§ Objective
Check every line of the entries below for the word "third", and copy the ones that have it.

=====

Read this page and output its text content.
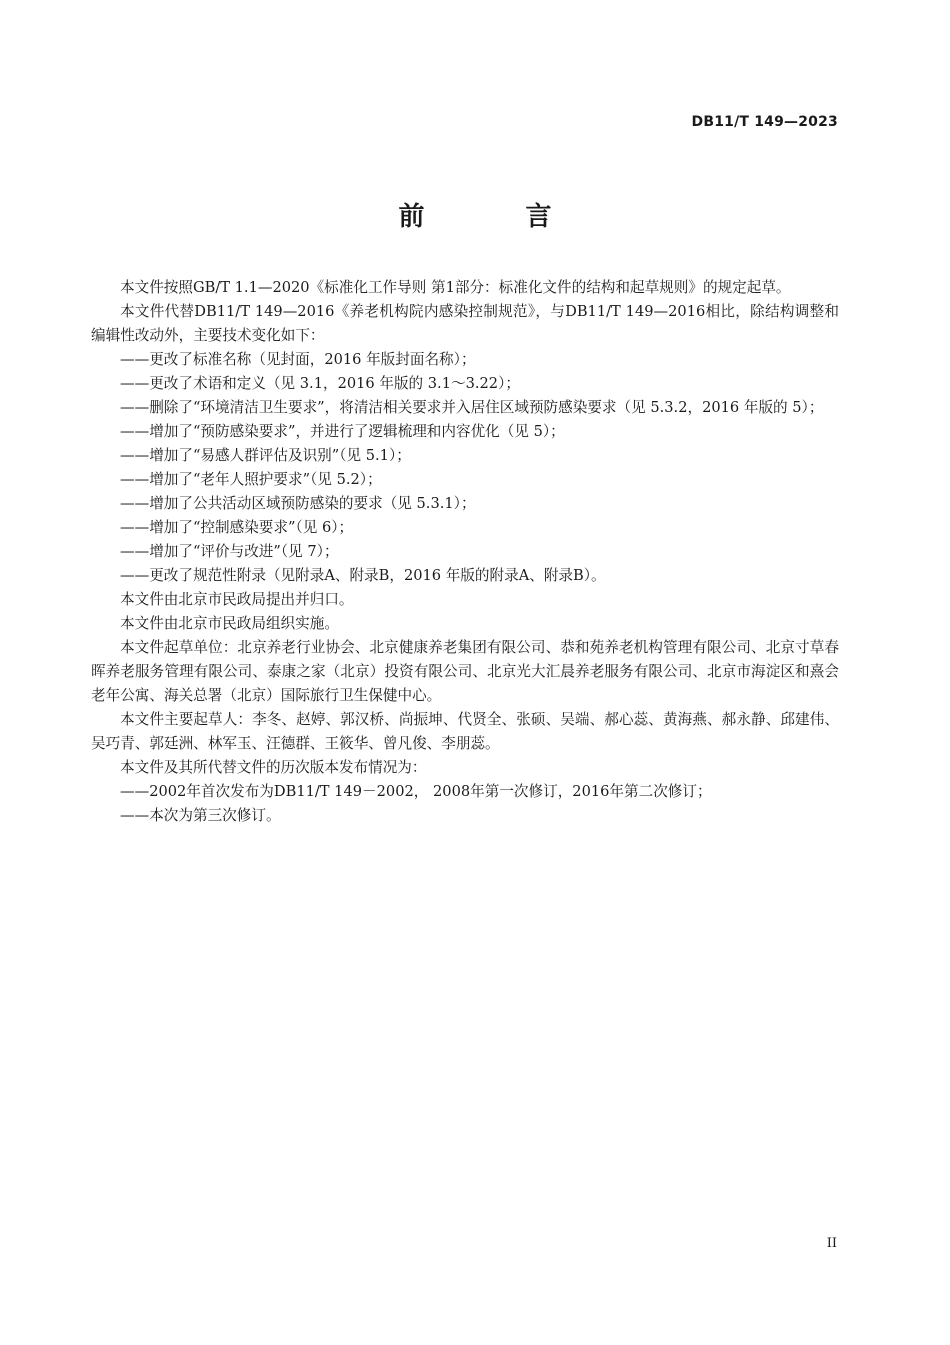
DB11/T 149—2023
前 言

本文件按照GB/T 1.1—2020《标准化工作导则 第1部分：标准化文件的结构和起草规则》的规定起草。

本文件代替DB11/T 149—2016《养老机构院内感染控制规范》，与DB11/T 149—2016相比，除结构调整和编辑性改动外，主要技术变化如下：

——更改了标准名称（见封面，2016 年版封面名称）；

——更改了术语和定义（见 3.1，2016 年版的 3.1～3.22）；

——删除了“环境清洁卫生要求”，将清洁相关要求并入居住区域预防感染要求（见 5.3.2，2016 年版的 5）；

——增加了“预防感染要求”，并进行了逻辑梳理和内容优化（见 5）；

——增加了“易感人群评估及识别”（见 5.1）；

——增加了“老年人照护要求”（见 5.2）；

——增加了公共活动区域预防感染的要求（见 5.3.1）；

——增加了“控制感染要求”（见 6）；

——增加了“评价与改进”（见 7）；

——更改了规范性附录（见附录A、附录B，2016 年版的附录A、附录B）。

本文件由北京市民政局提出并归口。

本文件由北京市民政局组织实施。

本文件起草单位：北京养老行业协会、北京健康养老集团有限公司、恭和苑养老机构管理有限公司、北京寸草春晖养老服务管理有限公司、泰康之家（北京）投资有限公司、北京光大汇晨养老服务有限公司、北京市海淀区和熹会老年公寓、海关总署（北京）国际旅行卫生保健中心。

本文件主要起草人：李冬、赵婷、郭汉桥、尚振坤、代贤全、张硕、吴端、郝心蕊、黄海燕、郝永静、邱建伟、吴巧青、郭廷洲、林军玉、汪德群、王筱华、曾凡俊、李朋蕊。

本文件及其所代替文件的历次版本发布情况为：

——2002年首次发布为DB11/T 149－2002， 2008年第一次修订，2016年第二次修订；

——本次为第三次修订。

II
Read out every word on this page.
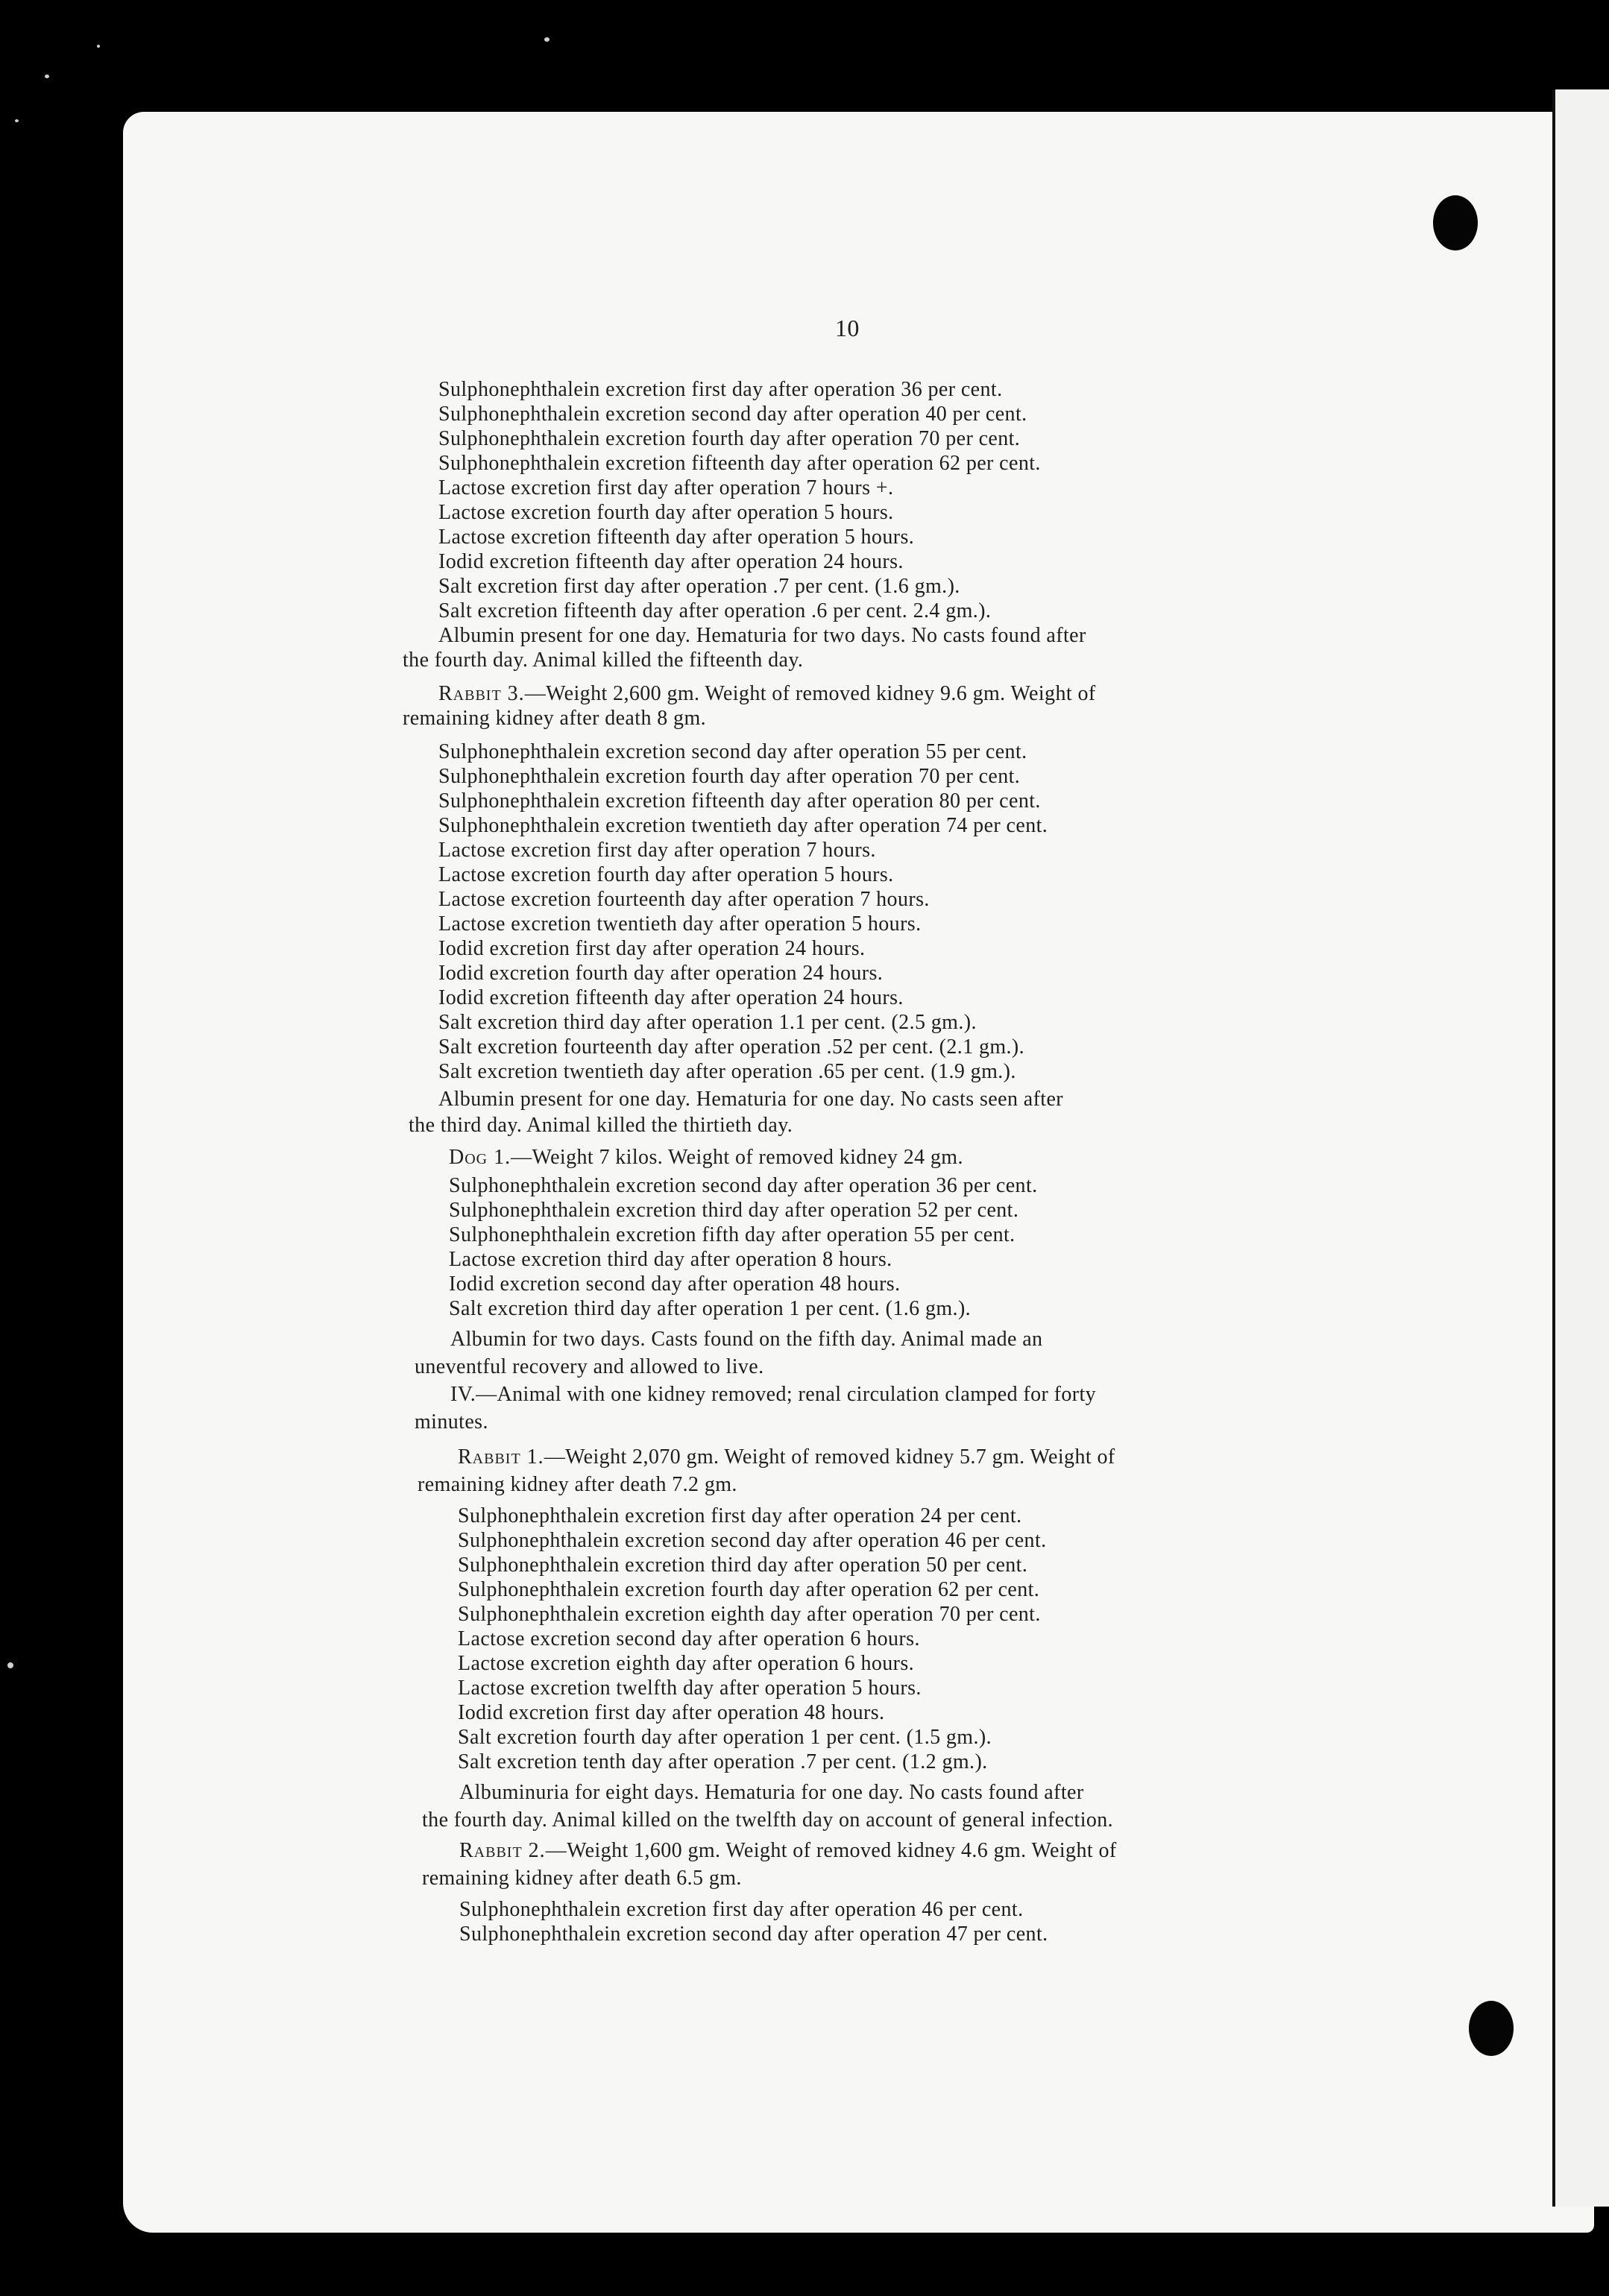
10
Sulphonephthalein excretion first day after operation 36 per cent.
Sulphonephthalein excretion second day after operation 40 per cent.
Sulphonephthalein excretion fourth day after operation 70 per cent.
Sulphonephthalein excretion fifteenth day after operation 62 per cent.
Lactose excretion first day after operation 7 hours +.
Lactose excretion fourth day after operation 5 hours.
Lactose excretion fifteenth day after operation 5 hours.
Iodid excretion fifteenth day after operation 24 hours.
Salt excretion first day after operation .7 per cent. (1.6 gm.).
Salt excretion fifteenth day after operation .6 per cent. 2.4 gm.).
Albumin present for one day. Hematuria for two days. No casts found after
the fourth day. Animal killed the fifteenth day.
Rabbit 3.—Weight 2,600 gm. Weight of removed kidney 9.6 gm. Weight of
remaining kidney after death 8 gm.
Sulphonephthalein excretion second day after operation 55 per cent.
Sulphonephthalein excretion fourth day after operation 70 per cent.
Sulphonephthalein excretion fifteenth day after operation 80 per cent.
Sulphonephthalein excretion twentieth day after operation 74 per cent.
Lactose excretion first day after operation 7 hours.
Lactose excretion fourth day after operation 5 hours.
Lactose excretion fourteenth day after operation 7 hours.
Lactose excretion twentieth day after operation 5 hours.
Iodid excretion first day after operation 24 hours.
Iodid excretion fourth day after operation 24 hours.
Iodid excretion fifteenth day after operation 24 hours.
Salt excretion third day after operation 1.1 per cent. (2.5 gm.).
Salt excretion fourteenth day after operation .52 per cent. (2.1 gm.).
Salt excretion twentieth day after operation .65 per cent. (1.9 gm.).
Albumin present for one day. Hematuria for one day. No casts seen after
the third day. Animal killed the thirtieth day.
Dog 1.—Weight 7 kilos. Weight of removed kidney 24 gm.
Sulphonephthalein excretion second day after operation 36 per cent.
Sulphonephthalein excretion third day after operation 52 per cent.
Sulphonephthalein excretion fifth day after operation 55 per cent.
Lactose excretion third day after operation 8 hours.
Iodid excretion second day after operation 48 hours.
Salt excretion third day after operation 1 per cent. (1.6 gm.).
Albumin for two days. Casts found on the fifth day. Animal made an
uneventful recovery and allowed to live.
IV.—Animal with one kidney removed; renal circulation clamped for forty
minutes.
Rabbit 1.—Weight 2,070 gm. Weight of removed kidney 5.7 gm. Weight of
remaining kidney after death 7.2 gm.
Sulphonephthalein excretion first day after operation 24 per cent.
Sulphonephthalein excretion second day after operation 46 per cent.
Sulphonephthalein excretion third day after operation 50 per cent.
Sulphonephthalein excretion fourth day after operation 62 per cent.
Sulphonephthalein excretion eighth day after operation 70 per cent.
Lactose excretion second day after operation 6 hours.
Lactose excretion eighth day after operation 6 hours.
Lactose excretion twelfth day after operation 5 hours.
Iodid excretion first day after operation 48 hours.
Salt excretion fourth day after operation 1 per cent. (1.5 gm.).
Salt excretion tenth day after operation .7 per cent. (1.2 gm.).
Albuminuria for eight days. Hematuria for one day. No casts found after
the fourth day. Animal killed on the twelfth day on account of general infection.
Rabbit 2.—Weight 1,600 gm. Weight of removed kidney 4.6 gm. Weight of
remaining kidney after death 6.5 gm.
Sulphonephthalein excretion first day after operation 46 per cent.
Sulphonephthalein excretion second day after operation 47 per cent.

=====

§ Reply
Salt excretion third day after operation 1.1 per cent. (2.5 gm.).
the third day. Animal killed the thirtieth day.
Sulphonephthalein excretion third day after operation 52 per cent.
Lactose excretion third day after operation 8 hours.
Salt excretion third day after operation 1 per cent. (1.6 gm.).
Sulphonephthalein excretion third day after operation 50 per cent.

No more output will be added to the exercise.